- [GIVEN INSTRUCTION]:
Output all of the entries below precisely as written.
---------- GIVEN RECORDS
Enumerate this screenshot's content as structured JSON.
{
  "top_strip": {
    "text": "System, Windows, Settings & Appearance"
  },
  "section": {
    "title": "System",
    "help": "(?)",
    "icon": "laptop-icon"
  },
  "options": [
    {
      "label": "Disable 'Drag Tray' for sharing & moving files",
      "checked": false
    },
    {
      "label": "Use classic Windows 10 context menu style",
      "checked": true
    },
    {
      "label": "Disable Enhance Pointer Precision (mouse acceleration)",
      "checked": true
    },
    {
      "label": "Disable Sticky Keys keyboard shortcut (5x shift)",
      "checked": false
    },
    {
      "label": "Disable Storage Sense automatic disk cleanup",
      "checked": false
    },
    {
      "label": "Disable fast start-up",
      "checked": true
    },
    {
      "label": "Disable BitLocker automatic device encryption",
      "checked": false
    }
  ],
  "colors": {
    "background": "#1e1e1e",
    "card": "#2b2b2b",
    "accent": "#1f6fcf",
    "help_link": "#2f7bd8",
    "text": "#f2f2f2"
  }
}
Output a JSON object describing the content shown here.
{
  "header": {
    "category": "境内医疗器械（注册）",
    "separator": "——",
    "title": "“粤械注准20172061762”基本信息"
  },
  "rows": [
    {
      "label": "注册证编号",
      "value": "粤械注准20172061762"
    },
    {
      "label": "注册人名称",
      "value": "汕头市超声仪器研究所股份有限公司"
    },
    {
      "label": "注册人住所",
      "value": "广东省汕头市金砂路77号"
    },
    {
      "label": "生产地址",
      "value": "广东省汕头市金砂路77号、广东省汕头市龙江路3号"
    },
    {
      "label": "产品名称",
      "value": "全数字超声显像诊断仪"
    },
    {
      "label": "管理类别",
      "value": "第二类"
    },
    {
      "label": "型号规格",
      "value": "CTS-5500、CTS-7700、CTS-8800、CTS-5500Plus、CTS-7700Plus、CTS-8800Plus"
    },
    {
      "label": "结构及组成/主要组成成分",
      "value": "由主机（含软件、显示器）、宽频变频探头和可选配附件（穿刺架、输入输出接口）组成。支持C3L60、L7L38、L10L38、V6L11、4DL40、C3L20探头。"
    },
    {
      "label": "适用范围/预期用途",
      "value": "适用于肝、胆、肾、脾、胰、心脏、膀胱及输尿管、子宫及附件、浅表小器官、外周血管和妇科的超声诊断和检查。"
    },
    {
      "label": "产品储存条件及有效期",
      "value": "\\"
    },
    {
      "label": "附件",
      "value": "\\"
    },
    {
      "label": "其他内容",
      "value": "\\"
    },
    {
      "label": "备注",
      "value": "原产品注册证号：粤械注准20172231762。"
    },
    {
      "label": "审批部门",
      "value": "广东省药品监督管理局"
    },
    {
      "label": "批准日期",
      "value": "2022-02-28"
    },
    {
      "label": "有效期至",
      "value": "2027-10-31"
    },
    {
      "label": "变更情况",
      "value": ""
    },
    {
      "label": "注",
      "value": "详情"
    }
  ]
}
--------------------
- [EXERCISE RESULT]:
Enumerate this screenshot's content as structured JSON.
{
  "top_strip": {
    "text": "System, Windows, Settings & Appearance"
  },
  "section": {
    "title": "System",
    "help": "(?)",
    "icon": "laptop-icon"
  },
  "options": [
    {
      "label": "Disable 'Drag Tray' for sharing & moving files",
      "checked": false
    },
    {
      "label": "Use classic Windows 10 context menu style",
      "checked": true
    },
    {
      "label": "Disable Enhance Pointer Precision (mouse acceleration)",
      "checked": true
    },
    {
      "label": "Disable Sticky Keys keyboard shortcut (5x shift)",
      "checked": false
    },
    {
      "label": "Disable Storage Sense automatic disk cleanup",
      "checked": false
    },
    {
      "label": "Disable fast start-up",
      "checked": true
    },
    {
      "label": "Disable BitLocker automatic device encryption",
      "checked": false
    }
  ],
  "colors": {
    "background": "#1e1e1e",
    "card": "#2b2b2b",
    "accent": "#1f6fcf",
    "help_link": "#2f7bd8",
    "text": "#f2f2f2"
  }
}
Output a JSON object describing the content shown here.
{
  "header": {
    "category": "境内医疗器械（注册）",
    "separator": "——",
    "title": "“粤械注准20172061762”基本信息"
  },
  "rows": [
    {
      "label": "注册证编号",
      "value": "粤械注准20172061762"
    },
    {
      "label": "注册人名称",
      "value": "汕头市超声仪器研究所股份有限公司"
    },
    {
      "label": "注册人住所",
      "value": "广东省汕头市金砂路77号"
    },
    {
      "label": "生产地址",
      "value": "广东省汕头市金砂路77号、广东省汕头市龙江路3号"
    },
    {
      "label": "产品名称",
      "value": "全数字超声显像诊断仪"
    },
    {
      "label": "管理类别",
      "value": "第二类"
    },
    {
      "label": "型号规格",
      "value": "CTS-5500、CTS-7700、CTS-8800、CTS-5500Plus、CTS-7700Plus、CTS-8800Plus"
    },
    {
      "label": "结构及组成/主要组成成分",
      "value": "由主机（含软件、显示器）、宽频变频探头和可选配附件（穿刺架、输入输出接口）组成。支持C3L60、L7L38、L10L38、V6L11、4DL40、C3L20探头。"
    },
    {
      "label": "适用范围/预期用途",
      "value": "适用于肝、胆、肾、脾、胰、心脏、膀胱及输尿管、子宫及附件、浅表小器官、外周血管和妇科的超声诊断和检查。"
    },
    {
      "label": "产品储存条件及有效期",
      "value": "\\"
    },
    {
      "label": "附件",
      "value": "\\"
    },
    {
      "label": "其他内容",
      "value": "\\"
    },
    {
      "label": "备注",
      "value": "原产品注册证号：粤械注准20172231762。"
    },
    {
      "label": "审批部门",
      "value": "广东省药品监督管理局"
    },
    {
      "label": "批准日期",
      "value": "2022-02-28"
    },
    {
      "label": "有效期至",
      "value": "2027-10-31"
    },
    {
      "label": "变更情况",
      "value": ""
    },
    {
      "label": "注",
      "value": "详情"
    }
  ]
}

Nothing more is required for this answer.